**INPUT DATA**

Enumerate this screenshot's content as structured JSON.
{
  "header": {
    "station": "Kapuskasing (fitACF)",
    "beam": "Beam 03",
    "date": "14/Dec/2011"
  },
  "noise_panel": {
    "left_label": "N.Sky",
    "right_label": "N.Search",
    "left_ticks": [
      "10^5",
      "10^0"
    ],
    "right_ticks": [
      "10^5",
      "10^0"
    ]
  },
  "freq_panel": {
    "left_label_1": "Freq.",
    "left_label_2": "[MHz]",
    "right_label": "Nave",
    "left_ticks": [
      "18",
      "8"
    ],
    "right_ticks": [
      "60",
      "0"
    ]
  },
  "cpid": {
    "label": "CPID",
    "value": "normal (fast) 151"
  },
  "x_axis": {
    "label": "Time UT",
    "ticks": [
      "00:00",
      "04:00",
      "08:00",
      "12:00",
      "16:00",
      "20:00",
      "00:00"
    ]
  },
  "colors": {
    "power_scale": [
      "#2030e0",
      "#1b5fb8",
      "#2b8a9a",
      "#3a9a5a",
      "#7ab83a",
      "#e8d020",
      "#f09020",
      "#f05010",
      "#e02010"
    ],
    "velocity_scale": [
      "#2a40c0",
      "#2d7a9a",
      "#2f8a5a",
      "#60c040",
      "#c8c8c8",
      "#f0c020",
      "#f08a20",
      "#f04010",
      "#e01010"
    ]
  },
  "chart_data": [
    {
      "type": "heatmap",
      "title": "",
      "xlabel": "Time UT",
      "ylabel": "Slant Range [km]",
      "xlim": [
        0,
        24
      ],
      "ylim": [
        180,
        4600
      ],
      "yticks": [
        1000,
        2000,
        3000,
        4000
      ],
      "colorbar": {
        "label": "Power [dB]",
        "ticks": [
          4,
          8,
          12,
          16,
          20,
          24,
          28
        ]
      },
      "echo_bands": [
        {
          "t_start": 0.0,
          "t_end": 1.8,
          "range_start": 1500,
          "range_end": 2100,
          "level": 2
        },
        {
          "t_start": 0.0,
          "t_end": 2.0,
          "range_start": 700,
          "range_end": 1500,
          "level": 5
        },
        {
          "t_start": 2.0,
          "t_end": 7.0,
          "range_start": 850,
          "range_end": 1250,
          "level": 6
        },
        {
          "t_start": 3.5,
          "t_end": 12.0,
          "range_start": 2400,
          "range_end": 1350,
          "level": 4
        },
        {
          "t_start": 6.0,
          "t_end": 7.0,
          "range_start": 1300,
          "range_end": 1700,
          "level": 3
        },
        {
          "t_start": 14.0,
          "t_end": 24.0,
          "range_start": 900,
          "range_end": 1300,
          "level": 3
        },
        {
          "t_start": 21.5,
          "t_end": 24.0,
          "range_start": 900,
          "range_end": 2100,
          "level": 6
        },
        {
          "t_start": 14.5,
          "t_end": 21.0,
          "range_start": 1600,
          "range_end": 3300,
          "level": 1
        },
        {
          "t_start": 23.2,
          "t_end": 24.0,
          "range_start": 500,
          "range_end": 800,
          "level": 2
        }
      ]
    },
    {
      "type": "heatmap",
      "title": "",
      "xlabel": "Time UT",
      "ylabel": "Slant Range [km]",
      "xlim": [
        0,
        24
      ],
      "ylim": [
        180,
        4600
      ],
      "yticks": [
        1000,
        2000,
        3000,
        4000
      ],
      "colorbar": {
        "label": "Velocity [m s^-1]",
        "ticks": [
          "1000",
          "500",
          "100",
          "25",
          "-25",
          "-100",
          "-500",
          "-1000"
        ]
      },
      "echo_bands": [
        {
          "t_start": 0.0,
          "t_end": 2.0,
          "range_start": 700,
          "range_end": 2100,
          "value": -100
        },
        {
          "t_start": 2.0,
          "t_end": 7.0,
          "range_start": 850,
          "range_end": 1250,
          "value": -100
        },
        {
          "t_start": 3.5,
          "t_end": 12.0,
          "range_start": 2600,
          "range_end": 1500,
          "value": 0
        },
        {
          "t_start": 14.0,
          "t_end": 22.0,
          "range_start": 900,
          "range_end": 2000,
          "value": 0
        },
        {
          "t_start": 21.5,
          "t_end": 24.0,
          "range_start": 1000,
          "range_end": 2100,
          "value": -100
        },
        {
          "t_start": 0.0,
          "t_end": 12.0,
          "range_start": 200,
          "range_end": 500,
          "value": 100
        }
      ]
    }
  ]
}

**AIM**
Transcribe the entire listing above precisely.

**OUTPUT BELOW**
Enumerate this screenshot's content as structured JSON.
{
  "header": {
    "station": "Kapuskasing (fitACF)",
    "beam": "Beam 03",
    "date": "14/Dec/2011"
  },
  "noise_panel": {
    "left_label": "N.Sky",
    "right_label": "N.Search",
    "left_ticks": [
      "10^5",
      "10^0"
    ],
    "right_ticks": [
      "10^5",
      "10^0"
    ]
  },
  "freq_panel": {
    "left_label_1": "Freq.",
    "left_label_2": "[MHz]",
    "right_label": "Nave",
    "left_ticks": [
      "18",
      "8"
    ],
    "right_ticks": [
      "60",
      "0"
    ]
  },
  "cpid": {
    "label": "CPID",
    "value": "normal (fast) 151"
  },
  "x_axis": {
    "label": "Time UT",
    "ticks": [
      "00:00",
      "04:00",
      "08:00",
      "12:00",
      "16:00",
      "20:00",
      "00:00"
    ]
  },
  "colors": {
    "power_scale": [
      "#2030e0",
      "#1b5fb8",
      "#2b8a9a",
      "#3a9a5a",
      "#7ab83a",
      "#e8d020",
      "#f09020",
      "#f05010",
      "#e02010"
    ],
    "velocity_scale": [
      "#2a40c0",
      "#2d7a9a",
      "#2f8a5a",
      "#60c040",
      "#c8c8c8",
      "#f0c020",
      "#f08a20",
      "#f04010",
      "#e01010"
    ]
  },
  "chart_data": [
    {
      "type": "heatmap",
      "title": "",
      "xlabel": "Time UT",
      "ylabel": "Slant Range [km]",
      "xlim": [
        0,
        24
      ],
      "ylim": [
        180,
        4600
      ],
      "yticks": [
        1000,
        2000,
        3000,
        4000
      ],
      "colorbar": {
        "label": "Power [dB]",
        "ticks": [
          4,
          8,
          12,
          16,
          20,
          24,
          28
        ]
      },
      "echo_bands": [
        {
          "t_start": 0.0,
          "t_end": 1.8,
          "range_start": 1500,
          "range_end": 2100,
          "level": 2
        },
        {
          "t_start": 0.0,
          "t_end": 2.0,
          "range_start": 700,
          "range_end": 1500,
          "level": 5
        },
        {
          "t_start": 2.0,
          "t_end": 7.0,
          "range_start": 850,
          "range_end": 1250,
          "level": 6
        },
        {
          "t_start": 3.5,
          "t_end": 12.0,
          "range_start": 2400,
          "range_end": 1350,
          "level": 4
        },
        {
          "t_start": 6.0,
          "t_end": 7.0,
          "range_start": 1300,
          "range_end": 1700,
          "level": 3
        },
        {
          "t_start": 14.0,
          "t_end": 24.0,
          "range_start": 900,
          "range_end": 1300,
          "level": 3
        },
        {
          "t_start": 21.5,
          "t_end": 24.0,
          "range_start": 900,
          "range_end": 2100,
          "level": 6
        },
        {
          "t_start": 14.5,
          "t_end": 21.0,
          "range_start": 1600,
          "range_end": 3300,
          "level": 1
        },
        {
          "t_start": 23.2,
          "t_end": 24.0,
          "range_start": 500,
          "range_end": 800,
          "level": 2
        }
      ]
    },
    {
      "type": "heatmap",
      "title": "",
      "xlabel": "Time UT",
      "ylabel": "Slant Range [km]",
      "xlim": [
        0,
        24
      ],
      "ylim": [
        180,
        4600
      ],
      "yticks": [
        1000,
        2000,
        3000,
        4000
      ],
      "colorbar": {
        "label": "Velocity [m s^-1]",
        "ticks": [
          "1000",
          "500",
          "100",
          "25",
          "-25",
          "-100",
          "-500",
          "-1000"
        ]
      },
      "echo_bands": [
        {
          "t_start": 0.0,
          "t_end": 2.0,
          "range_start": 700,
          "range_end": 2100,
          "value": -100
        },
        {
          "t_start": 2.0,
          "t_end": 7.0,
          "range_start": 850,
          "range_end": 1250,
          "value": -100
        },
        {
          "t_start": 3.5,
          "t_end": 12.0,
          "range_start": 2600,
          "range_end": 1500,
          "value": 0
        },
        {
          "t_start": 14.0,
          "t_end": 22.0,
          "range_start": 900,
          "range_end": 2000,
          "value": 0
        },
        {
          "t_start": 21.5,
          "t_end": 24.0,
          "range_start": 1000,
          "range_end": 2100,
          "value": -100
        },
        {
          "t_start": 0.0,
          "t_end": 12.0,
          "range_start": 200,
          "range_end": 500,
          "value": 100
        }
      ]
    }
  ]
}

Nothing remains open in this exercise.